> **EXTRACTED ENTRIES**
______
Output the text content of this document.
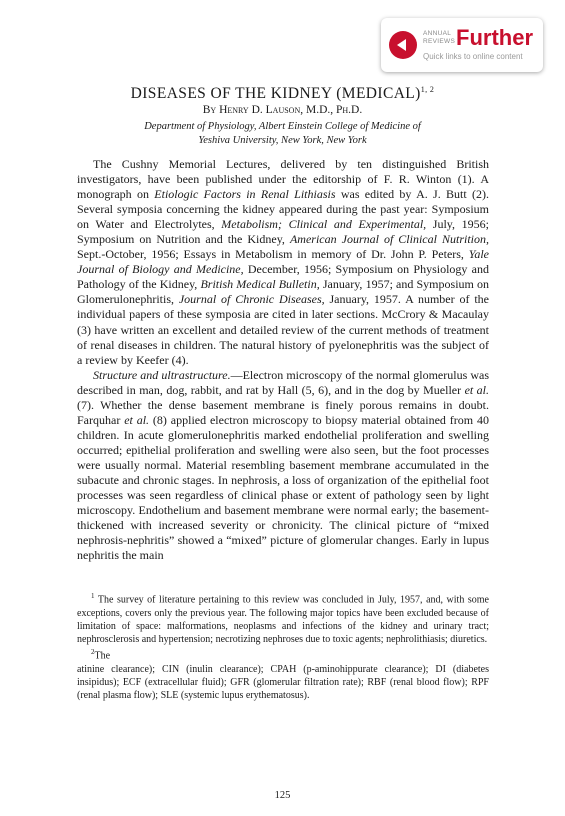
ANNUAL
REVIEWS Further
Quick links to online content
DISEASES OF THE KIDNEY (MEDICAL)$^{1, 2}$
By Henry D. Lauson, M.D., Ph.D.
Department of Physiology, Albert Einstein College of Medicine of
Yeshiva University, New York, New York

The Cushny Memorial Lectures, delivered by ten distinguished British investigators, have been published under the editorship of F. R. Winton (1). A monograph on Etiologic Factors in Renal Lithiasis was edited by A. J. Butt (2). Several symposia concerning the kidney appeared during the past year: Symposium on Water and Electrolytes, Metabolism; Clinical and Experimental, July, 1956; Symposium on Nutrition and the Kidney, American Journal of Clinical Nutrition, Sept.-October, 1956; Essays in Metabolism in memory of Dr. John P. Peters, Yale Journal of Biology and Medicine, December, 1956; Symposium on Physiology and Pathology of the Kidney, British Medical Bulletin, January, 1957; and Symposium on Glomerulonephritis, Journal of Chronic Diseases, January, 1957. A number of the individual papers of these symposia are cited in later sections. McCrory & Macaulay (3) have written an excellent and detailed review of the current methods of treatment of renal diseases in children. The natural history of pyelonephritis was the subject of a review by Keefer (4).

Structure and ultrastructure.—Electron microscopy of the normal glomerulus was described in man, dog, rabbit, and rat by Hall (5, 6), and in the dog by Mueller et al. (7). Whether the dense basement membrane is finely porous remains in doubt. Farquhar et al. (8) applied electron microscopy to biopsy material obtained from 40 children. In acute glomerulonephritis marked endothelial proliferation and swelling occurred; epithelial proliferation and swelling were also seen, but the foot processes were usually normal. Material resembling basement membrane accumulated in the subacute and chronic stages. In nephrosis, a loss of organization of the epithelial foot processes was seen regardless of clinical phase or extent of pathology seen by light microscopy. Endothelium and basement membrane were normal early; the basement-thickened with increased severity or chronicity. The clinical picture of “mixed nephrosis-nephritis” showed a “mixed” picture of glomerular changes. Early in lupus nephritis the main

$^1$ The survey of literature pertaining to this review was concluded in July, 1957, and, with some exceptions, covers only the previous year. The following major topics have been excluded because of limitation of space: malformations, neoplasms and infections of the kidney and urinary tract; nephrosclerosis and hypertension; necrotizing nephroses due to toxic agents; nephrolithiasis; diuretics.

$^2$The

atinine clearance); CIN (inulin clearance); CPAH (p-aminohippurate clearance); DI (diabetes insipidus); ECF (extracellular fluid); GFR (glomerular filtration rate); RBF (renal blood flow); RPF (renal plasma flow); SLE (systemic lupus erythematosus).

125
______
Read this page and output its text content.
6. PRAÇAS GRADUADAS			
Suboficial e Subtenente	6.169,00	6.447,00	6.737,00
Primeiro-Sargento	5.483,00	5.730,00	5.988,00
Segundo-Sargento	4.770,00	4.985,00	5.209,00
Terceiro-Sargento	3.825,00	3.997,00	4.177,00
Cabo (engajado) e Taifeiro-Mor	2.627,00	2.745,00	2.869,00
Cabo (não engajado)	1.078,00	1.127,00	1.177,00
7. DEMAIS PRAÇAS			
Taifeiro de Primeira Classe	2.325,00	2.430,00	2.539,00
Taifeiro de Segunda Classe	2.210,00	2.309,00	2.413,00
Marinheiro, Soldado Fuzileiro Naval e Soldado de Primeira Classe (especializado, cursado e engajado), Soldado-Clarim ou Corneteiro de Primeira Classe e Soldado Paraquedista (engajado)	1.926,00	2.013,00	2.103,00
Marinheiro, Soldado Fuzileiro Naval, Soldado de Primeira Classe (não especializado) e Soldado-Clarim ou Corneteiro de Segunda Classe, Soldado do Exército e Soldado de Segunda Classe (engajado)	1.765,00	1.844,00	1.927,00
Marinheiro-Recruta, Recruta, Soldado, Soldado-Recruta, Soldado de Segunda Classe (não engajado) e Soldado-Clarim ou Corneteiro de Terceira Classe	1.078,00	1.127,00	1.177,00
______
> **TASK DIRECTIONS**
Copy out every line of the data that includes the word "Clarim".

> **RESPONSE TO THIS EXERCISE**
Marinheiro, Soldado Fuzileiro Naval e Soldado de Primeira Classe (especializado, cursado e engajado), Soldado-Clarim ou Corneteiro de Primeira Classe e Soldado Paraquedista (engajado)	1.926,00	2.013,00	2.103,00
Marinheiro, Soldado Fuzileiro Naval, Soldado de Primeira Classe (não especializado) e Soldado-Clarim ou Corneteiro de Segunda Classe, Soldado do Exército e Soldado de Segunda Classe (engajado)	1.765,00	1.844,00	1.927,00
Marinheiro-Recruta, Recruta, Soldado, Soldado-Recruta, Soldado de Segunda Classe (não engajado) e Soldado-Clarim ou Corneteiro de Terceira Classe	1.078,00	1.127,00	1.177,00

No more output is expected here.